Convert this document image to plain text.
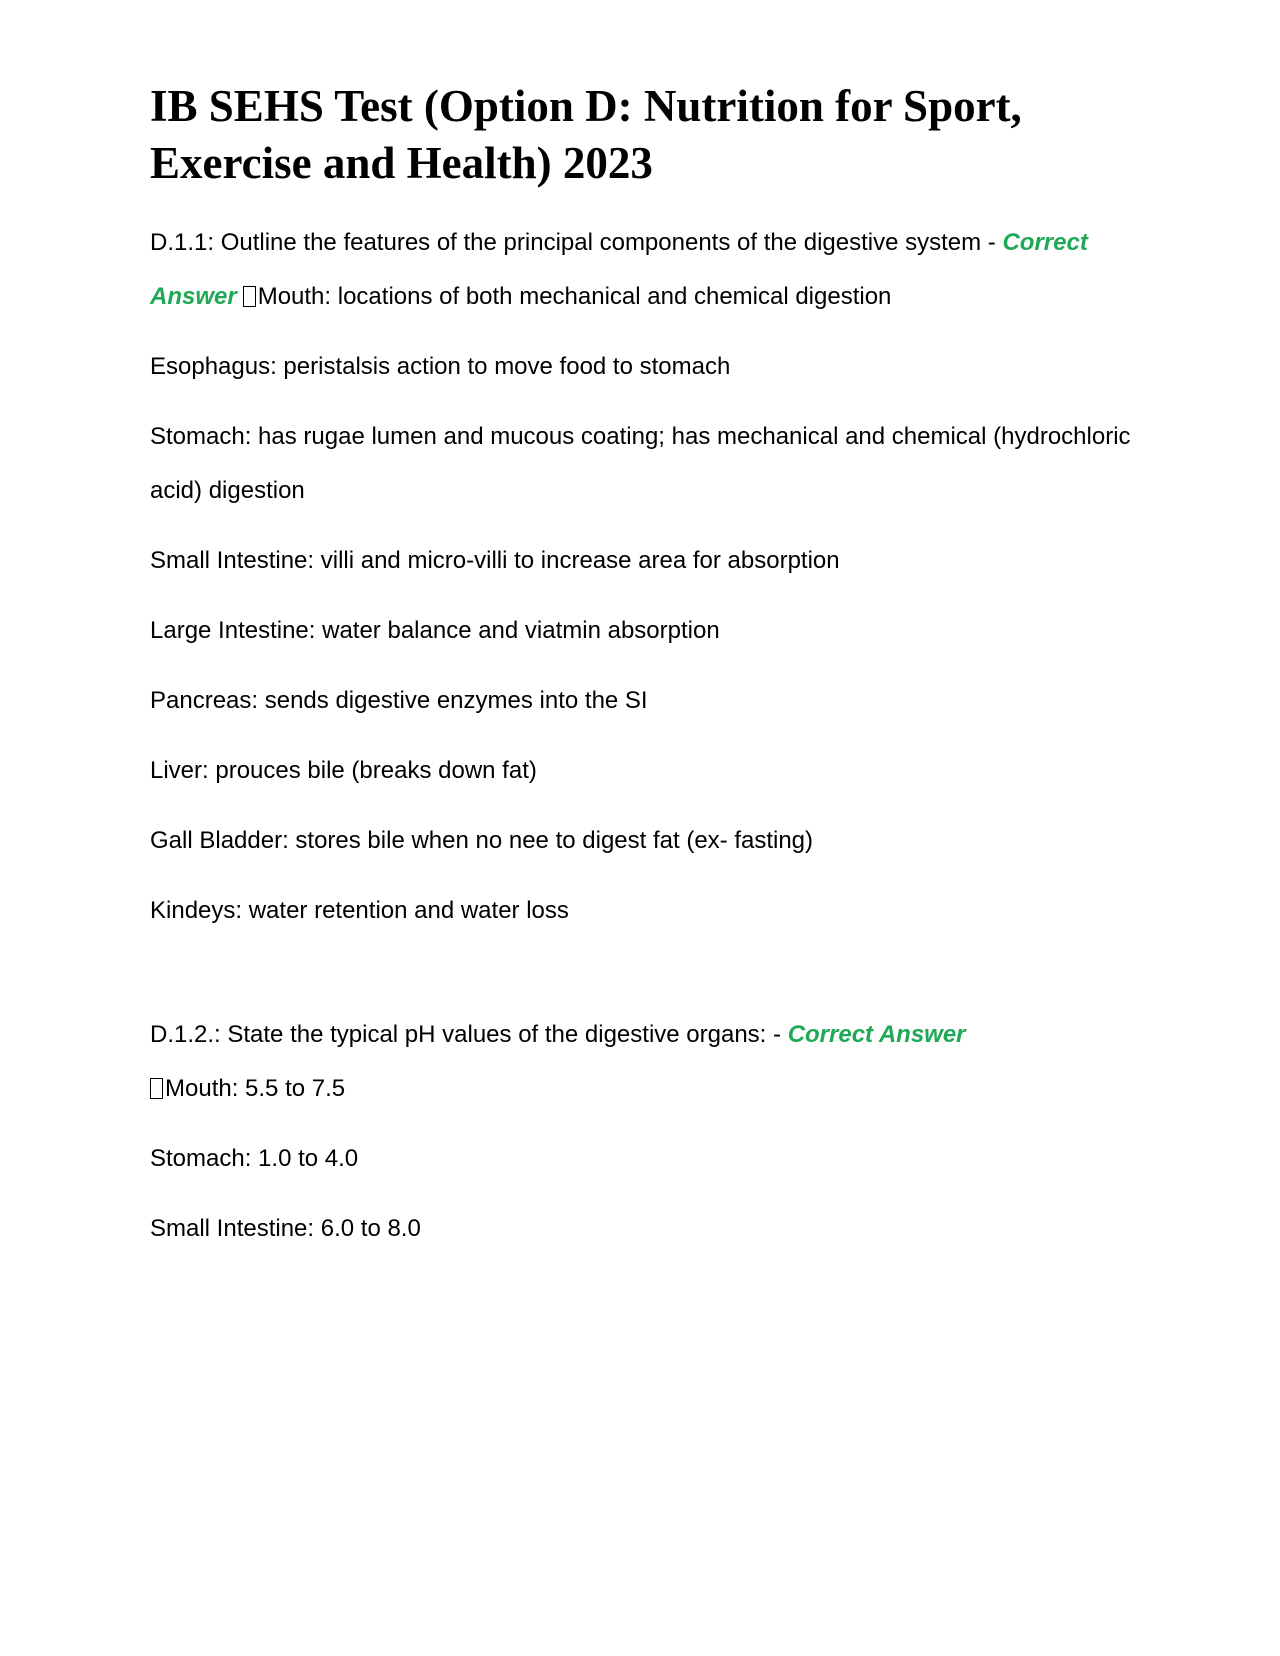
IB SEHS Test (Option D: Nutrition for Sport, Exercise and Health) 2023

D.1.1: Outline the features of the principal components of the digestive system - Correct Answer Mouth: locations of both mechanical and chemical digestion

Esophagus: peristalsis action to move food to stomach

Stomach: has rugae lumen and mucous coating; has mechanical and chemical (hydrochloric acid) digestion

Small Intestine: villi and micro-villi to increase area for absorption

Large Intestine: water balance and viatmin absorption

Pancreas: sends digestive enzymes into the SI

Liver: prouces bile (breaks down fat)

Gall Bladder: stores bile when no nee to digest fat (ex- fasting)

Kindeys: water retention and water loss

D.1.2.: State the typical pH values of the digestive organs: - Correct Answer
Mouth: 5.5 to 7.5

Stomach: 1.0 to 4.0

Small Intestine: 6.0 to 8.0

Task objective:
Return the lines of the listing where the string "digestive" appears.

Your solution:
D.1.1: Outline the features of the principal components of the digestive system - Correct Answer Mouth: locations of both mechanical and chemical digestion
Pancreas: sends digestive enzymes into the SI
D.1.2.: State the typical pH values of the digestive organs: - Correct Answer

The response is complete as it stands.